### What you are asked to do
Type out all the records word for word. Any pictures are to be left out.

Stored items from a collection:

┄┄┄┄┄┄

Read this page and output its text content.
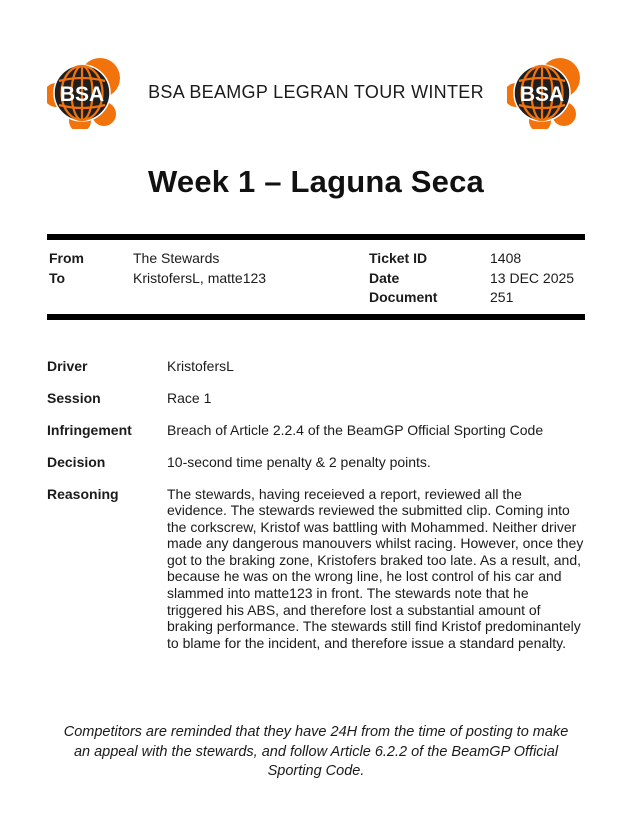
BSA	BSA BEAMGP LEGRAN TOUR WINTER	BSA
Week 1 – Laguna Seca
From	The Stewards
To	KristofersL, matte123
Ticket ID	1408
Date	13 DEC 2025
Document	251
Driver	KristofersL
Session	Race 1
Infringement	Breach of Article 2.2.4 of the BeamGP Official Sporting Code
Decision	10-second time penalty & 2 penalty points.
Reasoning	The stewards, having receieved a report, reviewed all the evidence. The stewards reviewed the submitted clip. Coming into the corkscrew, Kristof was battling with Mohammed. Neither driver made any dangerous manouvers whilst racing. However, once they got to the braking zone, Kristofers braked too late. As a result, and, because he was on the wrong line, he lost control of his car and slammed into matte123 in front. The stewards note that he triggered his ABS, and therefore lost a substantial amount of braking performance. The stewards still find Kristof predominantely to blame for the incident, and therefore issue a standard penalty.
Competitors are reminded that they have 24H from the time of posting to make an appeal with the stewards, and follow Article 6.2.2 of the BeamGP Official Sporting Code.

┄┄┄┄┄┄

### Result
Read this page and output its text content.
BSA	BSA BEAMGP LEGRAN TOUR WINTER	BSA
Week 1 – Laguna Seca
From	The Stewards
To	KristofersL, matte123
Ticket ID	1408
Date	13 DEC 2025
Document	251
Driver	KristofersL
Session	Race 1
Infringement	Breach of Article 2.2.4 of the BeamGP Official Sporting Code
Decision	10-second time penalty & 2 penalty points.
Reasoning	The stewards, having receieved a report, reviewed all the evidence. The stewards reviewed the submitted clip. Coming into the corkscrew, Kristof was battling with Mohammed. Neither driver made any dangerous manouvers whilst racing. However, once they got to the braking zone, Kristofers braked too late. As a result, and, because he was on the wrong line, he lost control of his car and slammed into matte123 in front. The stewards note that he triggered his ABS, and therefore lost a substantial amount of braking performance. The stewards still find Kristof predominantely to blame for the incident, and therefore issue a standard penalty.
Competitors are reminded that they have 24H from the time of posting to make an appeal with the stewards, and follow Article 6.2.2 of the BeamGP Official Sporting Code.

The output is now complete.